Instructions to follow
Transcribe the lines below exactly, beginning with the line that holds "Read out every word on this page." and ending with the final line, both included. Pictures are to be left out.

________________

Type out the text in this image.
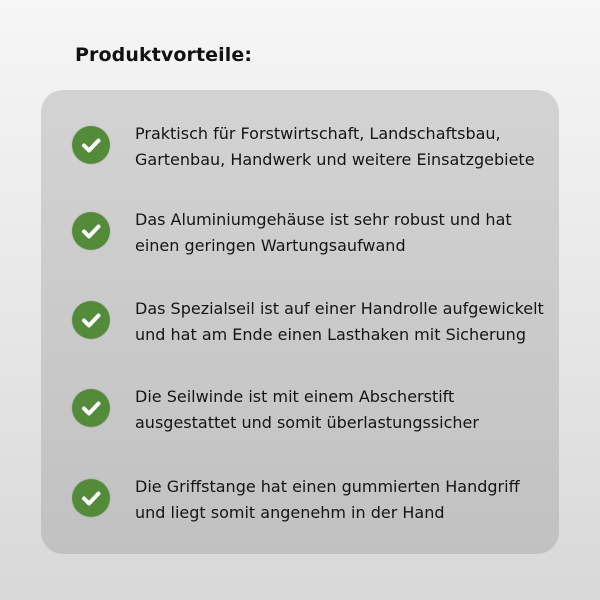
Produktvorteile:
Praktisch für Forstwirtschaft, Landschaftsbau,
Gartenbau, Handwerk und weitere Einsatzgebiete
Das Aluminiumgehäuse ist sehr robust und hat
einen geringen Wartungsaufwand
Das Spezialseil ist auf einer Handrolle aufgewickelt
und hat am Ende einen Lasthaken mit Sicherung
Die Seilwinde ist mit einem Abscherstift
ausgestattet und somit überlastungssicher
Die Griffstange hat einen gummierten Handgriff
und liegt somit angenehm in der Hand
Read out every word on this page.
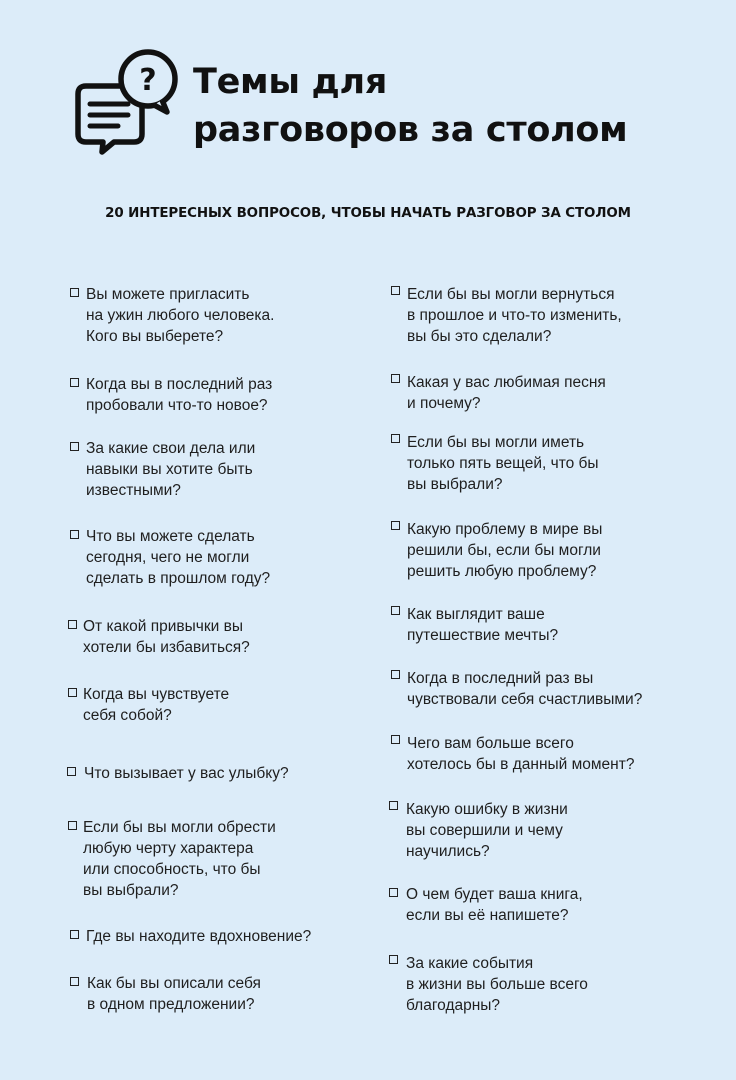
? Темы для
разговоров за столом
20 ИНТЕРЕСНЫХ ВОПРОСОВ, ЧТОБЫ НАЧАТЬ РАЗГОВОР ЗА СТОЛОМ
Вы можете пригласить
на ужин любого человека.
Кого вы выберете?
Когда вы в последний раз
пробовали что-то новое?
За какие свои дела или
навыки вы хотите быть
известными?
Что вы можете сделать
сегодня, чего не могли
сделать в прошлом году?
От какой привычки вы
хотели бы избавиться?
Когда вы чувствуете
себя собой?
Что вызывает у вас улыбку?
Если бы вы могли обрести
любую черту характера
или способность, что бы
вы выбрали?
Где вы находите вдохновение?
Как бы вы описали себя
в одном предложении?
Если бы вы могли вернуться
в прошлое и что-то изменить,
вы бы это сделали?
Какая у вас любимая песня
и почему?
Если бы вы могли иметь
только пять вещей, что бы
вы выбрали?
Какую проблему в мире вы
решили бы, если бы могли
решить любую проблему?
Как выглядит ваше
путешествие мечты?
Когда в последний раз вы
чувствовали себя счастливыми?
Чего вам больше всего
хотелось бы в данный момент?
Какую ошибку в жизни
вы совершили и чему
научились?
О чем будет ваша книга,
если вы её напишете?
За какие события
в жизни вы больше всего
благодарны?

________________

Result of the task
Read out every word on this page.
? Темы для
разговоров за столом
20 ИНТЕРЕСНЫХ ВОПРОСОВ, ЧТОБЫ НАЧАТЬ РАЗГОВОР ЗА СТОЛОМ
Вы можете пригласить
на ужин любого человека.
Кого вы выберете?
Когда вы в последний раз
пробовали что-то новое?
За какие свои дела или
навыки вы хотите быть
известными?
Что вы можете сделать
сегодня, чего не могли
сделать в прошлом году?
От какой привычки вы
хотели бы избавиться?
Когда вы чувствуете
себя собой?
Что вызывает у вас улыбку?
Если бы вы могли обрести
любую черту характера
или способность, что бы
вы выбрали?
Где вы находите вдохновение?
Как бы вы описали себя
в одном предложении?
Если бы вы могли вернуться
в прошлое и что-то изменить,
вы бы это сделали?
Какая у вас любимая песня
и почему?
Если бы вы могли иметь
только пять вещей, что бы
вы выбрали?
Какую проблему в мире вы
решили бы, если бы могли
решить любую проблему?
Как выглядит ваше
путешествие мечты?
Когда в последний раз вы
чувствовали себя счастливыми?
Чего вам больше всего
хотелось бы в данный момент?
Какую ошибку в жизни
вы совершили и чему
научились?
О чем будет ваша книга,
если вы её напишете?
За какие события
в жизни вы больше всего
благодарны?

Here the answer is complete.